- _DATASET RECORDS_:
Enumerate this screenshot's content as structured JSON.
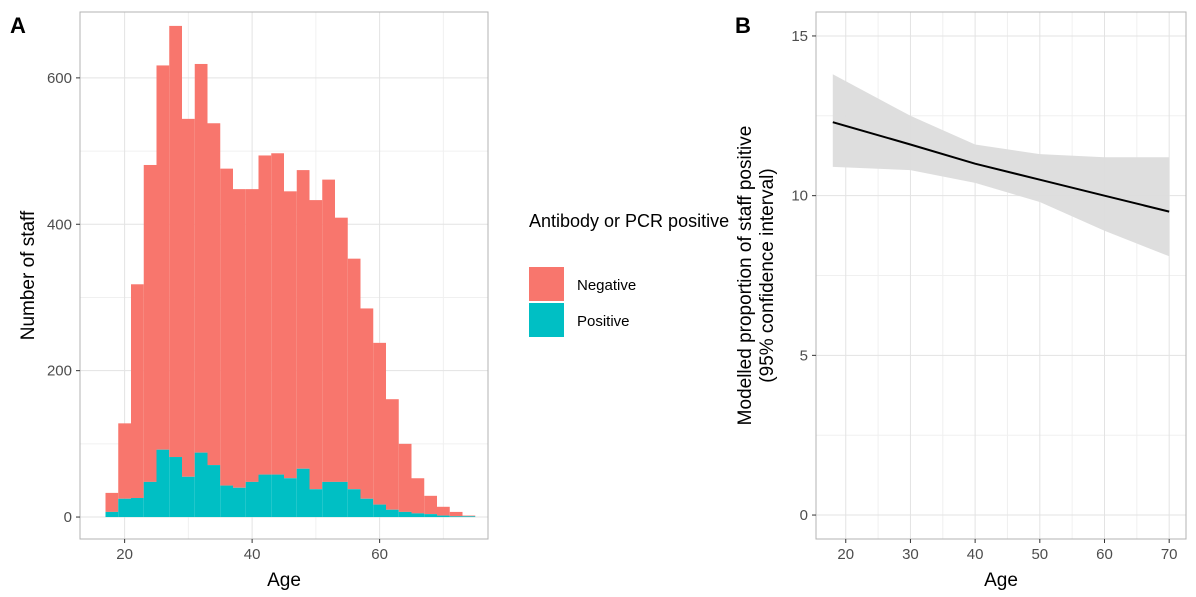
{
  "chart_data": [
    {
      "panel": "A",
      "type": "bar",
      "subtype": "stacked-histogram",
      "xlabel": "Age",
      "ylabel": "Number of staff",
      "xlim": [
        13,
        77
      ],
      "ylim": [
        -30,
        690
      ],
      "x_ticks": [
        20,
        40,
        60
      ],
      "y_ticks": [
        0,
        200,
        400,
        600
      ],
      "grid": true,
      "legend": {
        "title": "Antibody or PCR positive",
        "placement": "right",
        "entries": [
          "Negative",
          "Positive"
        ]
      },
      "bin_width": 2,
      "bin_starts": [
        17,
        19,
        21,
        23,
        25,
        27,
        29,
        31,
        33,
        35,
        37,
        39,
        41,
        43,
        45,
        47,
        49,
        51,
        53,
        55,
        57,
        59,
        61,
        63,
        65,
        67,
        69,
        71,
        73
      ],
      "series": [
        {
          "name": "Negative",
          "color": "#F8766D",
          "values": [
            26,
            103,
            292,
            433,
            525,
            589,
            489,
            531,
            467,
            433,
            408,
            400,
            436,
            439,
            392,
            408,
            395,
            413,
            361,
            315,
            260,
            221,
            151,
            93,
            48,
            25,
            12,
            6,
            1
          ]
        },
        {
          "name": "Positive",
          "color": "#00BFC4",
          "values": [
            7,
            25,
            26,
            48,
            92,
            82,
            55,
            88,
            71,
            43,
            40,
            48,
            58,
            58,
            53,
            66,
            38,
            48,
            48,
            38,
            25,
            17,
            10,
            7,
            5,
            4,
            2,
            1,
            1
          ]
        }
      ]
    },
    {
      "panel": "B",
      "type": "line",
      "xlabel": "Age",
      "ylabel": "Modelled proportion of staff positive (95% confidence interval)",
      "ylabel_lines": [
        "Modelled proportion of staff positive",
        "(95% confidence interval)"
      ],
      "xlim": [
        15.4,
        72.6
      ],
      "ylim": [
        -0.75,
        15.75
      ],
      "x_ticks": [
        20,
        30,
        40,
        50,
        60,
        70
      ],
      "y_ticks": [
        0,
        5,
        10,
        15
      ],
      "grid": true,
      "series": [
        {
          "x": [
            18,
            30,
            40,
            50,
            60,
            70
          ],
          "values": [
            12.3,
            11.6,
            11.0,
            10.5,
            10.0,
            9.5
          ],
          "color": "#000000",
          "ci_lower": [
            10.9,
            10.8,
            10.4,
            9.8,
            8.9,
            8.1
          ],
          "ci_upper": [
            13.8,
            12.5,
            11.6,
            11.3,
            11.2,
            11.2
          ],
          "ci_color": "#dcdcdc"
        }
      ]
    }
  ]
}
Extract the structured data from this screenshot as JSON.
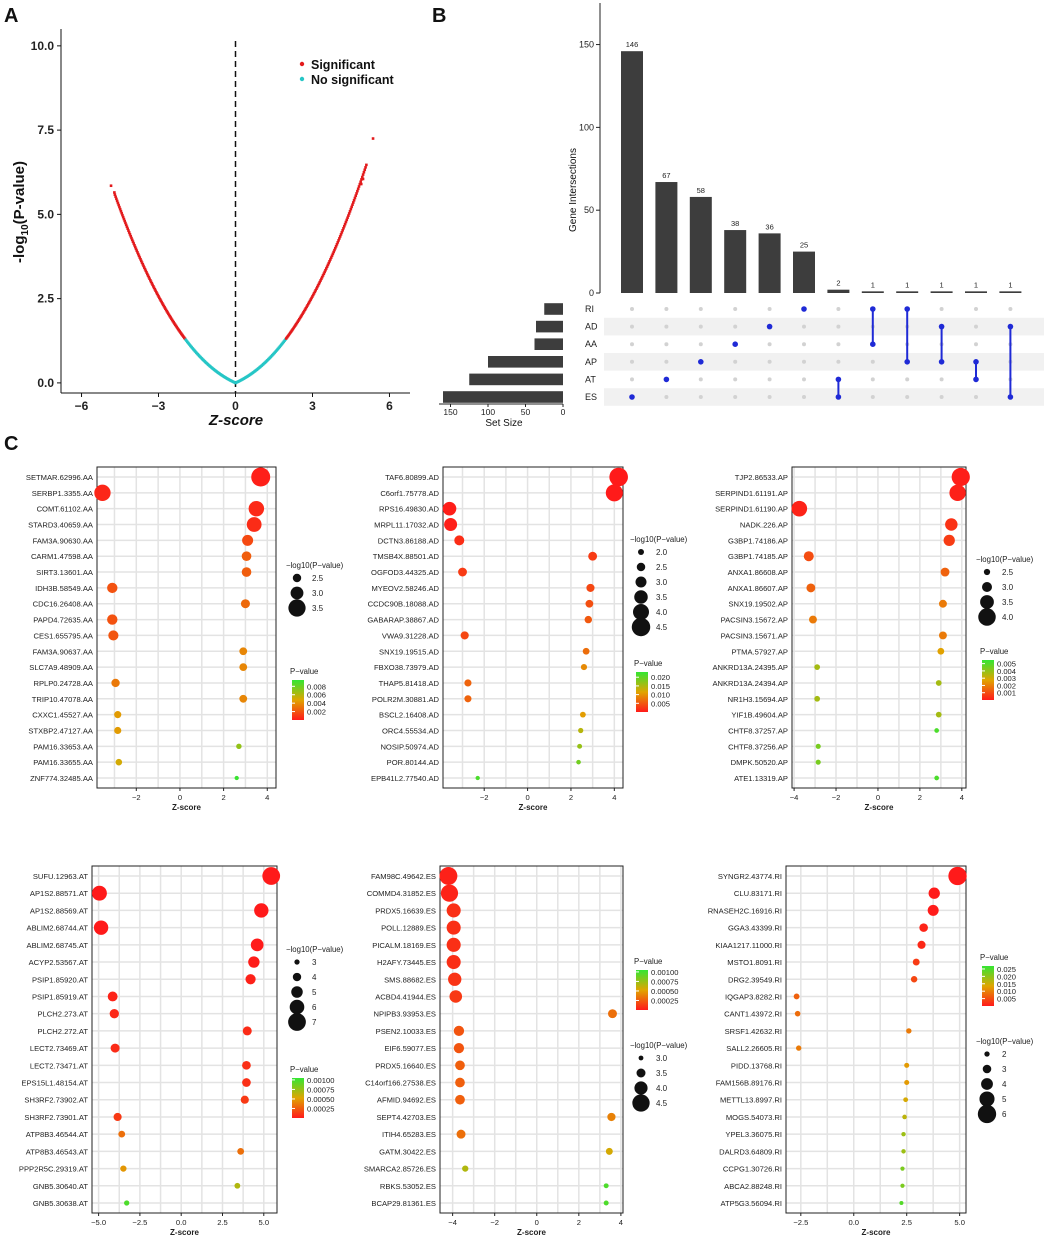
{
  "panels": {
    "a": "A",
    "b": "B",
    "c": "C"
  },
  "chart_data": [
    {
      "id": "A",
      "type": "scatter",
      "title": "",
      "xlabel": "Z-score",
      "ylabel": "-log10(P-value)",
      "ylabel_base": "-log",
      "ylabel_sub": "10",
      "ylabel_rest": "(P-value)",
      "xlim": [
        -6.8,
        6.8
      ],
      "ylim": [
        -0.3,
        10.5
      ],
      "xticks": [
        -6,
        -3,
        0,
        3,
        6
      ],
      "xtick_labels": [
        "−6",
        "−3",
        "0",
        "3",
        "6"
      ],
      "yticks": [
        0,
        2.5,
        5,
        7.5,
        10
      ],
      "ytick_labels": [
        "0.0",
        "2.5",
        "5.0",
        "7.5",
        "10.0"
      ],
      "threshold_x": 0,
      "legend": [
        {
          "label": "Significant",
          "color": "#e31a1c"
        },
        {
          "label": "No significant",
          "color": "#26c6c6"
        }
      ],
      "legend_position": "top-right",
      "model": "p = 2 * (1 - Phi(|z|)); y = -log10(p); significant when p < 0.05",
      "series": [
        {
          "name": "negative arm",
          "z_range": [
            -4.7,
            0
          ]
        },
        {
          "name": "positive arm",
          "z_range": [
            0,
            5.1
          ]
        }
      ],
      "outliers": [
        {
          "z": -4.85,
          "y": 5.85
        },
        {
          "z": -4.72,
          "y": 5.65
        },
        {
          "z": 5.36,
          "y": 7.25
        },
        {
          "z": 4.97,
          "y": 6.05
        },
        {
          "z": 4.9,
          "y": 5.9
        }
      ]
    },
    {
      "id": "B",
      "type": "bar",
      "subtype": "upset",
      "ylabel": "Gene Intersections",
      "ylim": [
        0,
        160
      ],
      "yticks": [
        0,
        50,
        100,
        150
      ],
      "intersections": [
        146,
        67,
        58,
        38,
        36,
        25,
        2,
        1,
        1,
        1,
        1,
        1
      ],
      "value_labels": [
        "146",
        "67",
        "58",
        "38",
        "36",
        "25",
        "2",
        "1",
        "1",
        "1",
        "1",
        "1"
      ],
      "sets": [
        "RI",
        "AD",
        "AA",
        "AP",
        "AT",
        "ES"
      ],
      "set_sizes": [
        25,
        36,
        38,
        100,
        125,
        160
      ],
      "set_size_label": "Set Size",
      "set_size_ticks": [
        150,
        100,
        50,
        0
      ],
      "membership": [
        [
          "ES"
        ],
        [
          "AT"
        ],
        [
          "AP"
        ],
        [
          "AA"
        ],
        [
          "AD"
        ],
        [
          "RI"
        ],
        [
          "AT",
          "ES"
        ],
        [
          "AA",
          "RI"
        ],
        [
          "AP",
          "RI"
        ],
        [
          "AD",
          "AP"
        ],
        [
          "AT",
          "AP"
        ],
        [
          "AD",
          "ES"
        ]
      ],
      "dot_color": "#1f2ad6"
    },
    {
      "id": "C-AA",
      "type": "scatter",
      "subtype": "bubble",
      "xlabel": "Z-score",
      "xlim": [
        -3.8,
        4.4
      ],
      "xticks": [
        -2,
        0,
        2,
        4
      ],
      "xtick_labels": [
        "−2",
        "0",
        "2",
        "4"
      ],
      "genes": [
        "SETMAR.62996.AA",
        "SERBP1.3355.AA",
        "COMT.61102.AA",
        "STARD3.40659.AA",
        "FAM3A.90630.AA",
        "CARM1.47598.AA",
        "SIRT3.13601.AA",
        "IDH3B.58549.AA",
        "CDC16.26408.AA",
        "PAPD4.72635.AA",
        "CES1.655795.AA",
        "FAM3A.90637.AA",
        "SLC7A9.48909.AA",
        "RPLP0.24728.AA",
        "TRIP10.47078.AA",
        "CXXC1.45527.AA",
        "STXBP2.47127.AA",
        "PAM16.33653.AA",
        "PAM16.33655.AA",
        "ZNF774.32485.AA"
      ],
      "z": [
        3.7,
        -3.55,
        3.5,
        3.4,
        3.1,
        3.05,
        3.05,
        -3.1,
        3.0,
        -3.1,
        -3.05,
        2.9,
        2.9,
        -2.95,
        2.9,
        -2.85,
        -2.85,
        2.7,
        -2.8,
        2.6
      ],
      "p": [
        0.0002,
        0.0004,
        0.0005,
        0.0006,
        0.0016,
        0.0023,
        0.0023,
        0.0019,
        0.0027,
        0.0019,
        0.002,
        0.0037,
        0.0037,
        0.0032,
        0.0037,
        0.0044,
        0.0044,
        0.0069,
        0.0051,
        0.0093
      ],
      "size_legend_title": "−log10(P−value)",
      "size_legend_values": [
        2.5,
        3.0,
        3.5
      ],
      "size_legend_labels": [
        "2.5",
        "3.0",
        "3.5"
      ],
      "color_legend_title": "P−value",
      "color_legend_ticks": [
        0.008,
        0.006,
        0.004,
        0.002
      ],
      "color_legend_labels": [
        "0.008",
        "0.006",
        "0.004",
        "0.002"
      ],
      "color_range": [
        0,
        0.0095
      ],
      "size_range": [
        2.0,
        3.7
      ]
    },
    {
      "id": "C-AD",
      "type": "scatter",
      "subtype": "bubble",
      "xlabel": "Z-score",
      "xlim": [
        -3.9,
        4.4
      ],
      "xticks": [
        -2,
        0,
        2,
        4
      ],
      "xtick_labels": [
        "−2",
        "0",
        "2",
        "4"
      ],
      "genes": [
        "TAF6.80899.AD",
        "C6orf1.75778.AD",
        "RPS16.49830.AD",
        "MRPL11.17032.AD",
        "DCTN3.86188.AD",
        "TMSB4X.88501.AD",
        "OGFOD3.44325.AD",
        "MYEOV2.58246.AD",
        "CCDC90B.18088.AD",
        "GABARAP.38867.AD",
        "VWA9.31228.AD",
        "SNX19.19515.AD",
        "FBXO38.73979.AD",
        "THAP5.81418.AD",
        "POLR2M.30881.AD",
        "BSCL2.16408.AD",
        "ORC4.55534.AD",
        "NOSIP.50974.AD",
        "POR.80144.AD",
        "EPB41L2.77540.AD"
      ],
      "z": [
        4.2,
        4.0,
        -3.6,
        -3.55,
        -3.15,
        3.0,
        -3.0,
        2.9,
        2.85,
        2.8,
        -2.9,
        2.7,
        2.6,
        -2.75,
        -2.75,
        2.55,
        2.45,
        2.4,
        2.35,
        -2.3
      ],
      "p": [
        3e-05,
        6e-05,
        0.0003,
        0.0004,
        0.0016,
        0.0027,
        0.0027,
        0.0037,
        0.0044,
        0.0051,
        0.0037,
        0.0069,
        0.0093,
        0.006,
        0.006,
        0.0108,
        0.0143,
        0.0164,
        0.0188,
        0.0214
      ],
      "size_legend_title": "−log10(P−value)",
      "size_legend_values": [
        2.0,
        2.5,
        3.0,
        3.5,
        4.0,
        4.5
      ],
      "size_legend_labels": [
        "2.0",
        "2.5",
        "3.0",
        "3.5",
        "4.0",
        "4.5"
      ],
      "color_legend_title": "P−value",
      "color_legend_ticks": [
        0.02,
        0.015,
        0.01,
        0.005
      ],
      "color_legend_labels": [
        "0.020",
        "0.015",
        "0.010",
        "0.005"
      ],
      "color_range": [
        0,
        0.023
      ],
      "size_range": [
        1.6,
        4.6
      ]
    },
    {
      "id": "C-AP",
      "type": "scatter",
      "subtype": "bubble",
      "xlabel": "Z-score",
      "xlim": [
        -4.1,
        4.2
      ],
      "xticks": [
        -4,
        -2,
        0,
        2,
        4
      ],
      "xtick_labels": [
        "−4",
        "−2",
        "0",
        "2",
        "4"
      ],
      "genes": [
        "TJP2.86533.AP",
        "SERPIND1.61191.AP",
        "SERPIND1.61190.AP",
        "NADK.226.AP",
        "G3BP1.74186.AP",
        "G3BP1.74185.AP",
        "ANXA1.86608.AP",
        "ANXA1.86607.AP",
        "SNX19.19502.AP",
        "PACSIN3.15672.AP",
        "PACSIN3.15671.AP",
        "PTMA.57927.AP",
        "ANKRD13A.24395.AP",
        "ANKRD13A.24394.AP",
        "NR1H3.15694.AP",
        "YIF1B.49604.AP",
        "CHTF8.37257.AP",
        "CHTF8.37256.AP",
        "DMPK.50520.AP",
        "ATE1.13319.AP"
      ],
      "z": [
        3.95,
        3.8,
        -3.75,
        3.5,
        3.4,
        -3.3,
        3.2,
        -3.2,
        3.1,
        -3.1,
        3.1,
        3.0,
        -2.9,
        2.9,
        -2.9,
        2.9,
        2.8,
        -2.85,
        -2.85,
        2.8
      ],
      "p": [
        8e-05,
        0.00014,
        0.00018,
        0.00047,
        0.00067,
        0.001,
        0.0014,
        0.0014,
        0.0019,
        0.0019,
        0.0019,
        0.0027,
        0.0037,
        0.0037,
        0.0037,
        0.0037,
        0.0051,
        0.0044,
        0.0044,
        0.0051
      ],
      "size_legend_title": "−log10(P−value)",
      "size_legend_values": [
        2.5,
        3.0,
        3.5,
        4.0
      ],
      "size_legend_labels": [
        "2.5",
        "3.0",
        "3.5",
        "4.0"
      ],
      "color_legend_title": "P−value",
      "color_legend_ticks": [
        0.005,
        0.004,
        0.003,
        0.002,
        0.001
      ],
      "color_legend_labels": [
        "0.005",
        "0.004",
        "0.003",
        "0.002",
        "0.001"
      ],
      "color_range": [
        0,
        0.0055
      ],
      "size_range": [
        2.2,
        4.2
      ]
    },
    {
      "id": "C-AT",
      "type": "scatter",
      "subtype": "bubble",
      "xlabel": "Z-score",
      "xlim": [
        -5.4,
        5.8
      ],
      "xticks": [
        -5,
        -2.5,
        0,
        2.5,
        5
      ],
      "xtick_labels": [
        "−5.0",
        "−2.5",
        "0.0",
        "2.5",
        "5.0"
      ],
      "genes": [
        "SUFU.12963.AT",
        "AP1S2.88571.AT",
        "AP1S2.88569.AT",
        "ABLIM2.68744.AT",
        "ABLIM2.68745.AT",
        "ACYP2.53567.AT",
        "PSIP1.85920.AT",
        "PSIP1.85919.AT",
        "PLCH2.273.AT",
        "PLCH2.272.AT",
        "LECT2.73469.AT",
        "LECT2.73471.AT",
        "EPS15L1.48154.AT",
        "SH3RF2.73902.AT",
        "SH3RF2.73901.AT",
        "ATP8B3.46544.AT",
        "ATP8B3.46543.AT",
        "PPP2R5C.29319.AT",
        "GNB5.30640.AT",
        "GNB5.30638.AT"
      ],
      "z": [
        5.45,
        -4.95,
        4.85,
        -4.85,
        4.6,
        4.4,
        4.2,
        -4.15,
        -4.05,
        4.0,
        -4.0,
        3.95,
        3.95,
        3.85,
        -3.85,
        -3.6,
        3.6,
        -3.5,
        3.4,
        -3.3
      ],
      "p": [
        1e-07,
        8e-07,
        1.2e-06,
        1.2e-06,
        4e-06,
        1.1e-05,
        2.7e-05,
        3.3e-05,
        5.1e-05,
        6.3e-05,
        6.3e-05,
        7.8e-05,
        7.8e-05,
        0.000118,
        0.000118,
        0.00032,
        0.00032,
        0.00047,
        0.00067,
        0.00097
      ],
      "size_legend_title": "−log10(P−value)",
      "size_legend_values": [
        3,
        4,
        5,
        6,
        7
      ],
      "size_legend_labels": [
        "3",
        "4",
        "5",
        "6",
        "7"
      ],
      "color_legend_title": "P−value",
      "color_legend_ticks": [
        0.001,
        0.00075,
        0.0005,
        0.00025
      ],
      "color_legend_labels": [
        "0.00100",
        "0.00075",
        "0.00050",
        "0.00025"
      ],
      "color_range": [
        0,
        0.00105
      ],
      "size_range": [
        2.6,
        7.4
      ]
    },
    {
      "id": "C-ES",
      "type": "scatter",
      "subtype": "bubble",
      "xlabel": "Z-score",
      "xlim": [
        -4.6,
        4.1
      ],
      "xticks": [
        -4,
        -2,
        0,
        2,
        4
      ],
      "xtick_labels": [
        "−4",
        "−2",
        "0",
        "2",
        "4"
      ],
      "genes": [
        "FAM98C.49642.ES",
        "COMMD4.31852.ES",
        "PRDX5.16639.ES",
        "POLL.12889.ES",
        "PICALM.18169.ES",
        "H2AFY.73445.ES",
        "SMS.88682.ES",
        "ACBD4.41944.ES",
        "NPIPB3.93953.ES",
        "PSEN2.10033.ES",
        "EIF6.59077.ES",
        "PRDX5.16640.ES",
        "C14orf166.27538.ES",
        "AFMID.94692.ES",
        "SEPT4.42703.ES",
        "ITIH4.65283.ES",
        "GATM.30422.ES",
        "SMARCA2.85726.ES",
        "RBKS.53052.ES",
        "BCAP29.81361.ES"
      ],
      "z": [
        -4.2,
        -4.15,
        -3.95,
        -3.95,
        -3.95,
        -3.95,
        -3.9,
        -3.85,
        3.6,
        -3.7,
        -3.7,
        -3.65,
        -3.65,
        -3.65,
        3.55,
        -3.6,
        3.45,
        -3.4,
        3.3,
        3.3
      ],
      "p": [
        2.7e-05,
        3.3e-05,
        7.8e-05,
        7.8e-05,
        7.8e-05,
        7.8e-05,
        9.6e-05,
        0.000118,
        0.00032,
        0.00022,
        0.00022,
        0.00026,
        0.00026,
        0.00026,
        0.00039,
        0.00032,
        0.00056,
        0.00067,
        0.00097,
        0.00097
      ],
      "size_legend_title": "−log10(P−value)",
      "size_legend_values": [
        3.0,
        3.5,
        4.0,
        4.5
      ],
      "size_legend_labels": [
        "3.0",
        "3.5",
        "4.0",
        "4.5"
      ],
      "color_legend_title": "P−value",
      "color_legend_ticks": [
        0.001,
        0.00075,
        0.0005,
        0.00025
      ],
      "color_legend_labels": [
        "0.00100",
        "0.00075",
        "0.00050",
        "0.00025"
      ],
      "color_range": [
        0,
        0.00105
      ],
      "size_range": [
        2.9,
        4.7
      ]
    },
    {
      "id": "C-RI",
      "type": "scatter",
      "subtype": "bubble",
      "xlabel": "Z-score",
      "xlim": [
        -3.2,
        5.3
      ],
      "xticks": [
        -2.5,
        0,
        2.5,
        5
      ],
      "xtick_labels": [
        "−2.5",
        "0.0",
        "2.5",
        "5.0"
      ],
      "genes": [
        "SYNGR2.43774.RI",
        "CLU.83171.RI",
        "RNASEH2C.16916.RI",
        "GGA3.43399.RI",
        "KIAA1217.11000.RI",
        "MSTO1.8091.RI",
        "DRG2.39549.RI",
        "IQGAP3.8282.RI",
        "CANT1.43972.RI",
        "SRSF1.42632.RI",
        "SALL2.26605.RI",
        "PIDD.13768.RI",
        "FAM156B.89176.RI",
        "METTL13.8997.RI",
        "MOGS.54073.RI",
        "YPEL3.36075.RI",
        "DALRD3.64809.RI",
        "CCPG1.30726.RI",
        "ABCA2.88248.RI",
        "ATP5G3.56094.RI"
      ],
      "z": [
        4.9,
        3.8,
        3.75,
        3.3,
        3.2,
        2.95,
        2.85,
        -2.7,
        -2.65,
        2.6,
        -2.6,
        2.5,
        2.5,
        2.45,
        2.4,
        2.35,
        2.35,
        2.3,
        2.3,
        2.25
      ],
      "p": [
        1e-06,
        0.00014,
        0.00018,
        0.00097,
        0.0014,
        0.0032,
        0.0044,
        0.0069,
        0.008,
        0.0093,
        0.0093,
        0.0124,
        0.0124,
        0.0143,
        0.0164,
        0.0188,
        0.0188,
        0.0214,
        0.0214,
        0.0244
      ],
      "size_legend_title": "−log10(P−value)",
      "size_legend_values": [
        2,
        3,
        4,
        5,
        6
      ],
      "size_legend_labels": [
        "2",
        "3",
        "4",
        "5",
        "6"
      ],
      "color_legend_title": "P−value",
      "color_legend_ticks": [
        0.025,
        0.02,
        0.015,
        0.01,
        0.005
      ],
      "color_legend_labels": [
        "0.025",
        "0.020",
        "0.015",
        "0.010",
        "0.005"
      ],
      "color_range": [
        0,
        0.027
      ],
      "size_range": [
        1.6,
        6.2
      ]
    }
  ]
}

- _TASK INSTRUCTIONS_: If a line of the records above contains the word "screenshot", count it; then give the total and nothing more.

- _TASK RESPONSE_: 2